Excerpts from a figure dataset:
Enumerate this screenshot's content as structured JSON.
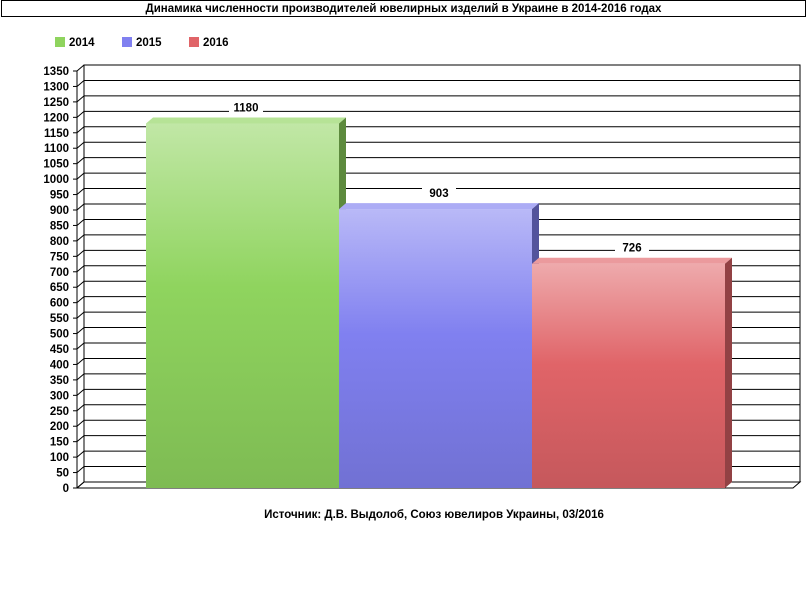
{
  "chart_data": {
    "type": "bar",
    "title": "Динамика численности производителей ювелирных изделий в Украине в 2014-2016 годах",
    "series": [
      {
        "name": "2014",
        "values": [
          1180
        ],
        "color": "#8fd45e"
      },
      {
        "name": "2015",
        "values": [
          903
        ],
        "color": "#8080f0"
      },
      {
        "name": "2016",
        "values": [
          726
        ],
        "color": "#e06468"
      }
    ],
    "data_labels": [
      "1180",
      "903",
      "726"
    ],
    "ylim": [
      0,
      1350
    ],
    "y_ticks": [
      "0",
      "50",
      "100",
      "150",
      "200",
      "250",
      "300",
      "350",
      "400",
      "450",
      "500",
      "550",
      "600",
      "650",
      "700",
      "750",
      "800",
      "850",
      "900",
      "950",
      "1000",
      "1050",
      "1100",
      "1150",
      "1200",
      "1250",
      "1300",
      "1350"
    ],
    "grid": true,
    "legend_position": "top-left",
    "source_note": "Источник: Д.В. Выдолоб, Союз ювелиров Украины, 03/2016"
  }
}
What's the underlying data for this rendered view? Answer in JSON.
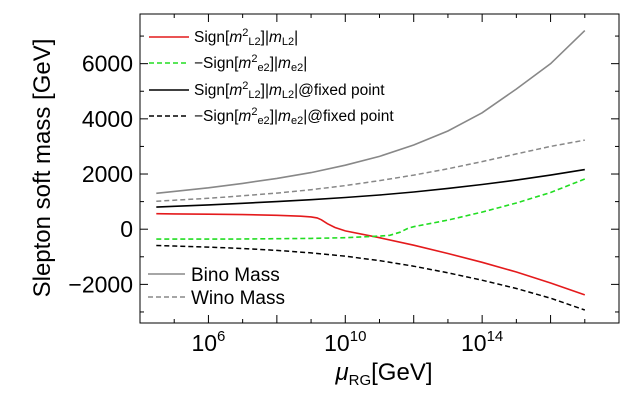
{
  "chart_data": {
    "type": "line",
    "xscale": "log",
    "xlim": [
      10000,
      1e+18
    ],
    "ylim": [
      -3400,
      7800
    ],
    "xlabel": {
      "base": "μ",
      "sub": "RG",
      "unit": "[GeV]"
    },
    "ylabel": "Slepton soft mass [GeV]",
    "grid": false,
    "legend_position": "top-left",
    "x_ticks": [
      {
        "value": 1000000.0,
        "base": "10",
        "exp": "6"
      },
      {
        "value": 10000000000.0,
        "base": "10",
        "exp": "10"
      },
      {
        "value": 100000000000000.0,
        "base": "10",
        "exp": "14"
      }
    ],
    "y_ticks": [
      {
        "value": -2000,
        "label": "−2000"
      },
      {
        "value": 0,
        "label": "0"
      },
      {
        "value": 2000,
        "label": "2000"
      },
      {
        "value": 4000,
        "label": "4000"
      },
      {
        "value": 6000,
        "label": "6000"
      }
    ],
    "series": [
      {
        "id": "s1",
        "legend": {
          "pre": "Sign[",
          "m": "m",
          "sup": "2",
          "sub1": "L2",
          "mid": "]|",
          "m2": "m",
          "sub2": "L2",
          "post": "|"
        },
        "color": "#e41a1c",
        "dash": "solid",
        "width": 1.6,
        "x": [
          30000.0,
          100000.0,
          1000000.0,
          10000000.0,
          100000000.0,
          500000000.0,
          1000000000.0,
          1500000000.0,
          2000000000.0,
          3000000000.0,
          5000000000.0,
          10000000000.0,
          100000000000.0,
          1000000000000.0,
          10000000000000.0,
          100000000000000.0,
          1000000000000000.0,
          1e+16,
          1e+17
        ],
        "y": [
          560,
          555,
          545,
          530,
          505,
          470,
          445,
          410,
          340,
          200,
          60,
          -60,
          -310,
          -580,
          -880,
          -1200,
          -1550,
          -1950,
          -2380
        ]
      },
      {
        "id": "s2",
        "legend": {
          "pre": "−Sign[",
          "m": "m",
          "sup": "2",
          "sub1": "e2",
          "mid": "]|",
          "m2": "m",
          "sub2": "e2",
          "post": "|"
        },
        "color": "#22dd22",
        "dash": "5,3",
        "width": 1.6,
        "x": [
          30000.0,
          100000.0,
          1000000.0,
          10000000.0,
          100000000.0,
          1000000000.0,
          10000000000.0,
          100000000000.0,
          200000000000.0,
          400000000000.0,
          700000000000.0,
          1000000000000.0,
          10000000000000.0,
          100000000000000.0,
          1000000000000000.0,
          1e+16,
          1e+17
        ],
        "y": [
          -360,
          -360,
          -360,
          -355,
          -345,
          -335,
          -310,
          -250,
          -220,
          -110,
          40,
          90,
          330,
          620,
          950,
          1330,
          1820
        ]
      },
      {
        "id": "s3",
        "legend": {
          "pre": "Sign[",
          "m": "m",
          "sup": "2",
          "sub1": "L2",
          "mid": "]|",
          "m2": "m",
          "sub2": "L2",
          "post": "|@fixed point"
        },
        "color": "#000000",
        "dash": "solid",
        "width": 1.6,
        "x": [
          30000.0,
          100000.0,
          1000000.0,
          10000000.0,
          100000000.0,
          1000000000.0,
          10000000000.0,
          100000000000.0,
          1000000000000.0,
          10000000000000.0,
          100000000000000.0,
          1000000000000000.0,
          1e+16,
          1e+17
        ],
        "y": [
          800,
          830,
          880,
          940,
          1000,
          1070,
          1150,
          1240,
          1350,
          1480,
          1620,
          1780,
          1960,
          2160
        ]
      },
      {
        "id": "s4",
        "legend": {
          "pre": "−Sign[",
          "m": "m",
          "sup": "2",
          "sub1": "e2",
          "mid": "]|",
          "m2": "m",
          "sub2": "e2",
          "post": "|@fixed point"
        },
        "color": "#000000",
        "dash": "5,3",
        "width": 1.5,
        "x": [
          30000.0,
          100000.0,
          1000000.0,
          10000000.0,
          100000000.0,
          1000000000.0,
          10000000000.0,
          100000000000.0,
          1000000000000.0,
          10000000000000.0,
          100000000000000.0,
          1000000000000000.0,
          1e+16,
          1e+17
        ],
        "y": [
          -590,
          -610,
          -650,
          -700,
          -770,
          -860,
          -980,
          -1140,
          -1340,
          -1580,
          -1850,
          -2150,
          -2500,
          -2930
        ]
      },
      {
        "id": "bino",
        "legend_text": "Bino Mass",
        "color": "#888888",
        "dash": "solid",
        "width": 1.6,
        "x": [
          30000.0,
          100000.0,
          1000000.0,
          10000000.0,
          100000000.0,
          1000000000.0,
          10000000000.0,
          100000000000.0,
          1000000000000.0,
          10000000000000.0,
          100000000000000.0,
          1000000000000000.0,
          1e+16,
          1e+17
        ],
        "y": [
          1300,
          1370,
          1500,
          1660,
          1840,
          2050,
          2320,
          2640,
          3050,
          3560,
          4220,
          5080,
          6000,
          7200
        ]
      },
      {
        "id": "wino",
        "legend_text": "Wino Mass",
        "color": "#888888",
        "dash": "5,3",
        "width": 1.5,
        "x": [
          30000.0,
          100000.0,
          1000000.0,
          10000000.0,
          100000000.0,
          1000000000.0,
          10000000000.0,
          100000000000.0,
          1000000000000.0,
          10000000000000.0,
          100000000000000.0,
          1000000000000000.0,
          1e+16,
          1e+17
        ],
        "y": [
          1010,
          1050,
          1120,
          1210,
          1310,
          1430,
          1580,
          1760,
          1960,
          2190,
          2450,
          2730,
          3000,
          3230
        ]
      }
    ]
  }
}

Direction =
Go through the listing above and list every line that has the word "this".

Output =
Enumerate this screenshot's content as structured JSON.
What's the underlying data for this rendered view? Answer in JSON.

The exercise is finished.